▼▼▼
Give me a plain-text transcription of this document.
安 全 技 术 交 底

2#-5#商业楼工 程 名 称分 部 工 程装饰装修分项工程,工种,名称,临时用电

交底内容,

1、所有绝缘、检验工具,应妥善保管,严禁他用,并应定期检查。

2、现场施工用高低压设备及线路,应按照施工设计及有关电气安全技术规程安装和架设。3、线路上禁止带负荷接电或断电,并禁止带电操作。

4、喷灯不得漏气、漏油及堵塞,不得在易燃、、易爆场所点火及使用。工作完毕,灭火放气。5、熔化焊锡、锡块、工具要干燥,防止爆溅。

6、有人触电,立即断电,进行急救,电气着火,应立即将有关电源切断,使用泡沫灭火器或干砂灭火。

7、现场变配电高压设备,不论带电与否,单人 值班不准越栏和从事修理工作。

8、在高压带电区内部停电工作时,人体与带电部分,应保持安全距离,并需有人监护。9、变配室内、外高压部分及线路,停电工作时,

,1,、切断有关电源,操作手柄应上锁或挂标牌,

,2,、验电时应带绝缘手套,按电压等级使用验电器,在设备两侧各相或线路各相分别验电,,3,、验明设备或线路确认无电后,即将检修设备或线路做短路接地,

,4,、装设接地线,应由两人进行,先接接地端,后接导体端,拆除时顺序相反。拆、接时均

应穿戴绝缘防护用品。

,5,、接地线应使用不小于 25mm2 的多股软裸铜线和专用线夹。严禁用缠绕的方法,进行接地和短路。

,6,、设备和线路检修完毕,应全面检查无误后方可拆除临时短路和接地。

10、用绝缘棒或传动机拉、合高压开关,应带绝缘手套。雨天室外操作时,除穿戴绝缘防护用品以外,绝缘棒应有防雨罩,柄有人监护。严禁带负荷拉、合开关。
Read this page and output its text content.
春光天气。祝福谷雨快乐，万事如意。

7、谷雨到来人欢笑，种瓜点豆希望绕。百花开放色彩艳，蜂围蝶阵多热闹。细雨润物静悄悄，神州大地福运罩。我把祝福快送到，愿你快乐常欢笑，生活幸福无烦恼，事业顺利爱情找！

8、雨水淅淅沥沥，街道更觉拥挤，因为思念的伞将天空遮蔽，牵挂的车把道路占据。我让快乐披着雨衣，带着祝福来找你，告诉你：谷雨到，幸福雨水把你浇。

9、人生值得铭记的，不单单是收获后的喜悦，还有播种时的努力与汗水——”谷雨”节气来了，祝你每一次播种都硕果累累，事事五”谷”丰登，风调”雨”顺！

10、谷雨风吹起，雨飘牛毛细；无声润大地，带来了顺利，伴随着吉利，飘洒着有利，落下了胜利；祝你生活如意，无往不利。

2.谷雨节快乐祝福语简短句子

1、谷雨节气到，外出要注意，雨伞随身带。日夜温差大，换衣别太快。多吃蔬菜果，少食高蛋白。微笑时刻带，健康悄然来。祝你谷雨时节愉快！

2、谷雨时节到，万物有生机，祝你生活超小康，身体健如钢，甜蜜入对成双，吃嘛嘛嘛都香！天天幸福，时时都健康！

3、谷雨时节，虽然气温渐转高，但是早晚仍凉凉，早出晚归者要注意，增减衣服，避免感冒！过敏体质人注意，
▲▲▲
What you need to do = Nothing in the listing may be changed; retype it all exactly.

Solution for this exercise =
Give me a plain-text transcription of this document.
安 全 技 术 交 底

2#-5#商业楼工 程 名 称分 部 工 程装饰装修分项工程,工种,名称,临时用电

交底内容,

1、所有绝缘、检验工具,应妥善保管,严禁他用,并应定期检查。

2、现场施工用高低压设备及线路,应按照施工设计及有关电气安全技术规程安装和架设。3、线路上禁止带负荷接电或断电,并禁止带电操作。

4、喷灯不得漏气、漏油及堵塞,不得在易燃、、易爆场所点火及使用。工作完毕,灭火放气。5、熔化焊锡、锡块、工具要干燥,防止爆溅。

6、有人触电,立即断电,进行急救,电气着火,应立即将有关电源切断,使用泡沫灭火器或干砂灭火。

7、现场变配电高压设备,不论带电与否,单人 值班不准越栏和从事修理工作。

8、在高压带电区内部停电工作时,人体与带电部分,应保持安全距离,并需有人监护。9、变配室内、外高压部分及线路,停电工作时,

,1,、切断有关电源,操作手柄应上锁或挂标牌,

,2,、验电时应带绝缘手套,按电压等级使用验电器,在设备两侧各相或线路各相分别验电,,3,、验明设备或线路确认无电后,即将检修设备或线路做短路接地,

,4,、装设接地线,应由两人进行,先接接地端,后接导体端,拆除时顺序相反。拆、接时均

应穿戴绝缘防护用品。

,5,、接地线应使用不小于 25mm2 的多股软裸铜线和专用线夹。严禁用缠绕的方法,进行接地和短路。

,6,、设备和线路检修完毕,应全面检查无误后方可拆除临时短路和接地。

10、用绝缘棒或传动机拉、合高压开关,应带绝缘手套。雨天室外操作时,除穿戴绝缘防护用品以外,绝缘棒应有防雨罩,柄有人监护。严禁带负荷拉、合开关。
Read this page and output its text content.
春光天气。祝福谷雨快乐，万事如意。

7、谷雨到来人欢笑，种瓜点豆希望绕。百花开放色彩艳，蜂围蝶阵多热闹。细雨润物静悄悄，神州大地福运罩。我把祝福快送到，愿你快乐常欢笑，生活幸福无烦恼，事业顺利爱情找！

8、雨水淅淅沥沥，街道更觉拥挤，因为思念的伞将天空遮蔽，牵挂的车把道路占据。我让快乐披着雨衣，带着祝福来找你，告诉你：谷雨到，幸福雨水把你浇。

9、人生值得铭记的，不单单是收获后的喜悦，还有播种时的努力与汗水——”谷雨”节气来了，祝你每一次播种都硕果累累，事事五”谷”丰登，风调”雨”顺！

10、谷雨风吹起，雨飘牛毛细；无声润大地，带来了顺利，伴随着吉利，飘洒着有利，落下了胜利；祝你生活如意，无往不利。

2.谷雨节快乐祝福语简短句子

1、谷雨节气到，外出要注意，雨伞随身带。日夜温差大，换衣别太快。多吃蔬菜果，少食高蛋白。微笑时刻带，健康悄然来。祝你谷雨时节愉快！

2、谷雨时节到，万物有生机，祝你生活超小康，身体健如钢，甜蜜入对成双，吃嘛嘛嘛都香！天天幸福，时时都健康！

3、谷雨时节，虽然气温渐转高，但是早晚仍凉凉，早出晚归者要注意，增减衣服，避免感冒！过敏体质人注意，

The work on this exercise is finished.